• **Short task**: Write out each line that follows exactly as it stands, without the pictures.

• **Material for the task**:
* begin *

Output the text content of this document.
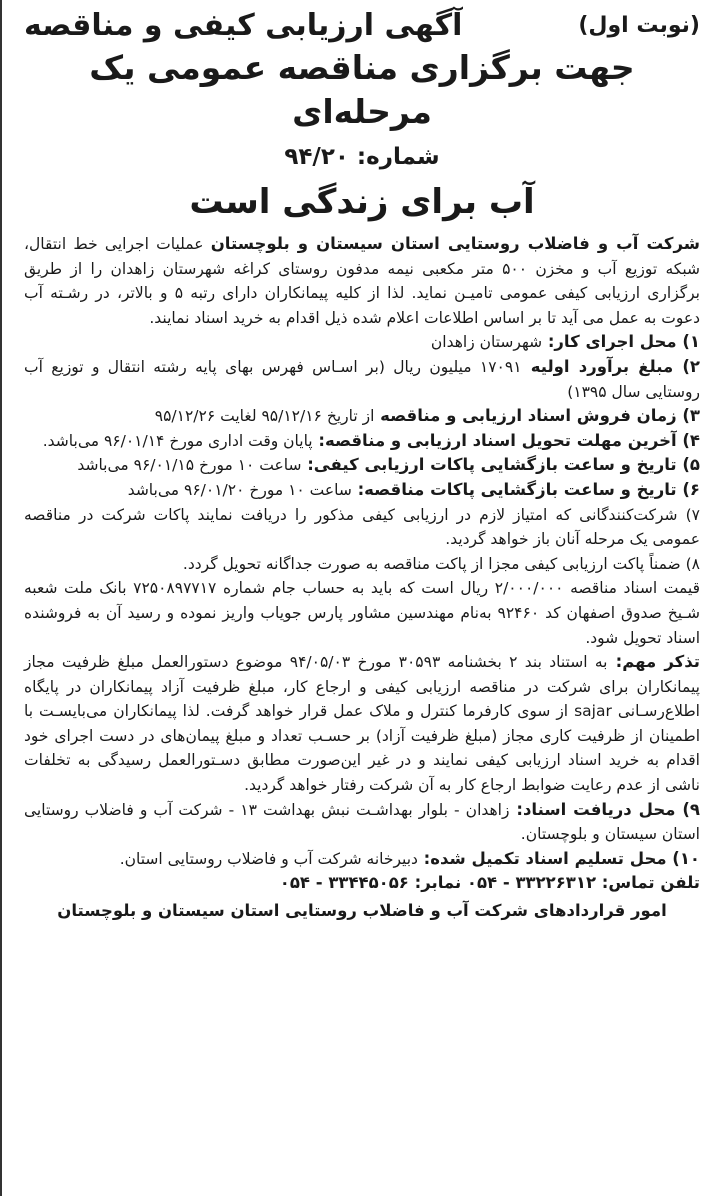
آگهی ارزیابی کیفی و مناقصه	(نوبت اول)
جهت برگزاری مناقصه عمومی یک مرحله‌ای
شماره: ۹۴/۲۰
آب برای زندگی است

شرکت آب و فاضلاب روستایی استان سیستان و بلوچستان عملیات اجرایی خط انتقال، شبکه توزیع آب و مخزن ۵۰۰ متر مکعبی نیمه مدفون روستای کراغه شهرستان زاهدان را از طریق برگزاری ارزیابی کیفی عمومی تامیـن نماید. لذا از کلیه پیمانکاران دارای رتبه ۵ و بالاتر، در رشـته آب دعوت به عمل می آید تا بر اساس اطلاعات اعلام شده ذیل اقدام به خرید اسناد نمایند.

۱) محل اجرای کار: شهرستان زاهدان

۲) مبلغ برآورد اولیه ۱۷۰۹۱ میلیون ریال (بر اسـاس فهرس بهای پایه رشته انتقال و توزیع آب روستایی سال ۱۳۹۵)

۳) زمان فروش اسناد ارزیابی و مناقصه از تاریخ ۹۵/۱۲/۱۶ لغایت ۹۵/۱۲/۲۶

۴) آخرین مهلت تحویل اسناد ارزیابی و مناقصه: پایان وقت اداری مورخ ۹۶/۰۱/۱۴ می‌باشد.

۵) تاریخ و ساعت بازگشایی پاکات ارزیابی کیفی: ساعت ۱۰ مورخ ۹۶/۰۱/۱۵ می‌باشد

۶) تاریخ و ساعت بازگشایی پاکات مناقصه: ساعت ۱۰ مورخ ۹۶/۰۱/۲۰ می‌باشد

۷) شرکت‌کنندگانی که امتیاز لازم در ارزیابی کیفی مذکور را دریافت نمایند پاکات شرکت در مناقصه عمومی یک مرحله آنان باز خواهد گردید.

۸) ضمناً پاکت ارزیابی کیفی مجزا از پاکت مناقصه به صورت جداگانه تحویل گردد.

قیمت اسناد مناقصه ۲/۰۰۰/۰۰۰ ریال است که باید به حساب جام شماره ۷۲۵۰۸۹۷۷۱۷ بانک ملت شعبه شـیخ صدوق اصفهان کد ۹۲۴۶۰ به‌نام مهندسین مشاور پارس جویاب واریز نموده و رسید آن به فروشنده اسناد تحویل شود.

تذکر مهم: به استناد بند ۲ بخشنامه ۳۰۵۹۳ مورخ ۹۴/۰۵/۰۳ موضوع دستورالعمل مبلغ ظرفیت مجاز پیمانکاران برای شرکت در مناقصه ارزیابی کیفی و ارجاع کار، مبلغ ظرفیت آزاد پیمانکاران در پایگاه اطلاع‌رسـانی sajar از سوی کارفرما کنترل و ملاک عمل قرار خواهد گرفت. لذا پیمانکاران می‌بایسـت با اطمینان از ظرفیت کاری مجاز (مبلغ ظرفیت آزاد) بر حسـب تعداد و مبلغ پیمان‌های در دست اجرای خود اقدام به خرید اسناد ارزیابی کیفی نمایند و در غیر این‌صورت مطابق دسـتورالعمل رسیدگی به تخلفات ناشی از عدم رعایت ضوابط ارجاع کار به آن شرکت رفتار خواهد گردید.

۹) محل دریافت اسناد: زاهدان - بلوار بهداشـت نبش بهداشت ۱۳ - شرکت آب و فاضلاب روستایی استان سیستان و بلوچستان.

۱۰) محل تسلیم اسناد تکمیل شده: دبیرخانه شرکت آب و فاضلاب روستایی استان.

تلفن تماس: ۳۳۲۲۶۳۱۲ - ۰۵۴ نمابر: ۳۳۴۴۵۰۵۶ - ۰۵۴

امور قراردادهای شرکت آب و فاضلاب روستایی استان سیستان و بلوچستان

* end *

• **Solution for this task**:
Output the text content of this document.
آگهی ارزیابی کیفی و مناقصه	(نوبت اول)
جهت برگزاری مناقصه عمومی یک مرحله‌ای
شماره: ۹۴/۲۰
آب برای زندگی است

شرکت آب و فاضلاب روستایی استان سیستان و بلوچستان عملیات اجرایی خط انتقال، شبکه توزیع آب و مخزن ۵۰۰ متر مکعبی نیمه مدفون روستای کراغه شهرستان زاهدان را از طریق برگزاری ارزیابی کیفی عمومی تامیـن نماید. لذا از کلیه پیمانکاران دارای رتبه ۵ و بالاتر، در رشـته آب دعوت به عمل می آید تا بر اساس اطلاعات اعلام شده ذیل اقدام به خرید اسناد نمایند.

۱) محل اجرای کار: شهرستان زاهدان

۲) مبلغ برآورد اولیه ۱۷۰۹۱ میلیون ریال (بر اسـاس فهرس بهای پایه رشته انتقال و توزیع آب روستایی سال ۱۳۹۵)

۳) زمان فروش اسناد ارزیابی و مناقصه از تاریخ ۹۵/۱۲/۱۶ لغایت ۹۵/۱۲/۲۶

۴) آخرین مهلت تحویل اسناد ارزیابی و مناقصه: پایان وقت اداری مورخ ۹۶/۰۱/۱۴ می‌باشد.

۵) تاریخ و ساعت بازگشایی پاکات ارزیابی کیفی: ساعت ۱۰ مورخ ۹۶/۰۱/۱۵ می‌باشد

۶) تاریخ و ساعت بازگشایی پاکات مناقصه: ساعت ۱۰ مورخ ۹۶/۰۱/۲۰ می‌باشد

۷) شرکت‌کنندگانی که امتیاز لازم در ارزیابی کیفی مذکور را دریافت نمایند پاکات شرکت در مناقصه عمومی یک مرحله آنان باز خواهد گردید.

۸) ضمناً پاکت ارزیابی کیفی مجزا از پاکت مناقصه به صورت جداگانه تحویل گردد.

قیمت اسناد مناقصه ۲/۰۰۰/۰۰۰ ریال است که باید به حساب جام شماره ۷۲۵۰۸۹۷۷۱۷ بانک ملت شعبه شـیخ صدوق اصفهان کد ۹۲۴۶۰ به‌نام مهندسین مشاور پارس جویاب واریز نموده و رسید آن به فروشنده اسناد تحویل شود.

تذکر مهم: به استناد بند ۲ بخشنامه ۳۰۵۹۳ مورخ ۹۴/۰۵/۰۳ موضوع دستورالعمل مبلغ ظرفیت مجاز پیمانکاران برای شرکت در مناقصه ارزیابی کیفی و ارجاع کار، مبلغ ظرفیت آزاد پیمانکاران در پایگاه اطلاع‌رسـانی sajar از سوی کارفرما کنترل و ملاک عمل قرار خواهد گرفت. لذا پیمانکاران می‌بایسـت با اطمینان از ظرفیت کاری مجاز (مبلغ ظرفیت آزاد) بر حسـب تعداد و مبلغ پیمان‌های در دست اجرای خود اقدام به خرید اسناد ارزیابی کیفی نمایند و در غیر این‌صورت مطابق دسـتورالعمل رسیدگی به تخلفات ناشی از عدم رعایت ضوابط ارجاع کار به آن شرکت رفتار خواهد گردید.

۹) محل دریافت اسناد: زاهدان - بلوار بهداشـت نبش بهداشت ۱۳ - شرکت آب و فاضلاب روستایی استان سیستان و بلوچستان.

۱۰) محل تسلیم اسناد تکمیل شده: دبیرخانه شرکت آب و فاضلاب روستایی استان.

تلفن تماس: ۳۳۲۲۶۳۱۲ - ۰۵۴ نمابر: ۳۳۴۴۵۰۵۶ - ۰۵۴

امور قراردادهای شرکت آب و فاضلاب روستایی استان سیستان و بلوچستان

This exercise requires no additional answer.